**GIVEN EXERCISE:**
Reproduce the data exactly.

**RECORDED INFORMATION:**
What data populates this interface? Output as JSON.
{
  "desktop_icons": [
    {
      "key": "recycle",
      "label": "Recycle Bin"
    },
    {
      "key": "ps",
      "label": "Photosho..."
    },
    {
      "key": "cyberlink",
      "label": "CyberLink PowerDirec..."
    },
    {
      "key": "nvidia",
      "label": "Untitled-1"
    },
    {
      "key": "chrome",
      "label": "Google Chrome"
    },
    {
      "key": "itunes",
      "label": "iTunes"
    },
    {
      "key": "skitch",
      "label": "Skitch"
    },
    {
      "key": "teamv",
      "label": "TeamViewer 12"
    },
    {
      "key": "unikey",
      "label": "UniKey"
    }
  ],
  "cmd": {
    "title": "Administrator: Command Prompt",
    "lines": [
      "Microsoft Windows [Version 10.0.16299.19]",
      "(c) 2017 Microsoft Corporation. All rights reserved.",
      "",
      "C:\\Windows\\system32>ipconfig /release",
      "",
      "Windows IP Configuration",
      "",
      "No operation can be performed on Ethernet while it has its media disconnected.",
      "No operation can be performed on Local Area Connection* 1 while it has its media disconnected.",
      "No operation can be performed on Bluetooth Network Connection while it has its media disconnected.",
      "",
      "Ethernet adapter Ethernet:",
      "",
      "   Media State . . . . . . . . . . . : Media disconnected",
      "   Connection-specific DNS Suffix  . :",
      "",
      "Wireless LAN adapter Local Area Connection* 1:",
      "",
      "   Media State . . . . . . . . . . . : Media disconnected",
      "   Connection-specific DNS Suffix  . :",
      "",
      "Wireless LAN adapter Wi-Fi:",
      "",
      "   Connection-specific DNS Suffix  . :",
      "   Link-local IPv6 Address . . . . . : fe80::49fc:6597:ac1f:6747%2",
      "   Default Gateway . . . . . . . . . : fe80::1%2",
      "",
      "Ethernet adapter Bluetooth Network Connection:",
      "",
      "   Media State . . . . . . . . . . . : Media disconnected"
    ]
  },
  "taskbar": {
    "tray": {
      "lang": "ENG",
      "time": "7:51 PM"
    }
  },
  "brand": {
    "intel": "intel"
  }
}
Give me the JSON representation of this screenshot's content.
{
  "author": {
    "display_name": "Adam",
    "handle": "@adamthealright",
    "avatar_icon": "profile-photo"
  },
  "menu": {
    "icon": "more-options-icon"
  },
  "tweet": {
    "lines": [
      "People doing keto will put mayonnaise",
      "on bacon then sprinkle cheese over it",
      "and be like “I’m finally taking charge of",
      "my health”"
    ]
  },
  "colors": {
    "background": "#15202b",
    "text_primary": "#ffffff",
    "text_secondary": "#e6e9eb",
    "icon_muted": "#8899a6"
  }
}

**SOLUTION TO THIS EXERCISE:**
What data populates this interface? Output as JSON.
{
  "desktop_icons": [
    {
      "key": "recycle",
      "label": "Recycle Bin"
    },
    {
      "key": "ps",
      "label": "Photosho..."
    },
    {
      "key": "cyberlink",
      "label": "CyberLink PowerDirec..."
    },
    {
      "key": "nvidia",
      "label": "Untitled-1"
    },
    {
      "key": "chrome",
      "label": "Google Chrome"
    },
    {
      "key": "itunes",
      "label": "iTunes"
    },
    {
      "key": "skitch",
      "label": "Skitch"
    },
    {
      "key": "teamv",
      "label": "TeamViewer 12"
    },
    {
      "key": "unikey",
      "label": "UniKey"
    }
  ],
  "cmd": {
    "title": "Administrator: Command Prompt",
    "lines": [
      "Microsoft Windows [Version 10.0.16299.19]",
      "(c) 2017 Microsoft Corporation. All rights reserved.",
      "",
      "C:\\Windows\\system32>ipconfig /release",
      "",
      "Windows IP Configuration",
      "",
      "No operation can be performed on Ethernet while it has its media disconnected.",
      "No operation can be performed on Local Area Connection* 1 while it has its media disconnected.",
      "No operation can be performed on Bluetooth Network Connection while it has its media disconnected.",
      "",
      "Ethernet adapter Ethernet:",
      "",
      "   Media State . . . . . . . . . . . : Media disconnected",
      "   Connection-specific DNS Suffix  . :",
      "",
      "Wireless LAN adapter Local Area Connection* 1:",
      "",
      "   Media State . . . . . . . . . . . : Media disconnected",
      "   Connection-specific DNS Suffix  . :",
      "",
      "Wireless LAN adapter Wi-Fi:",
      "",
      "   Connection-specific DNS Suffix  . :",
      "   Link-local IPv6 Address . . . . . : fe80::49fc:6597:ac1f:6747%2",
      "   Default Gateway . . . . . . . . . : fe80::1%2",
      "",
      "Ethernet adapter Bluetooth Network Connection:",
      "",
      "   Media State . . . . . . . . . . . : Media disconnected"
    ]
  },
  "taskbar": {
    "tray": {
      "lang": "ENG",
      "time": "7:51 PM"
    }
  },
  "brand": {
    "intel": "intel"
  }
}
Give me the JSON representation of this screenshot's content.
{
  "author": {
    "display_name": "Adam",
    "handle": "@adamthealright",
    "avatar_icon": "profile-photo"
  },
  "menu": {
    "icon": "more-options-icon"
  },
  "tweet": {
    "lines": [
      "People doing keto will put mayonnaise",
      "on bacon then sprinkle cheese over it",
      "and be like “I’m finally taking charge of",
      "my health”"
    ]
  },
  "colors": {
    "background": "#15202b",
    "text_primary": "#ffffff",
    "text_secondary": "#e6e9eb",
    "icon_muted": "#8899a6"
  }
}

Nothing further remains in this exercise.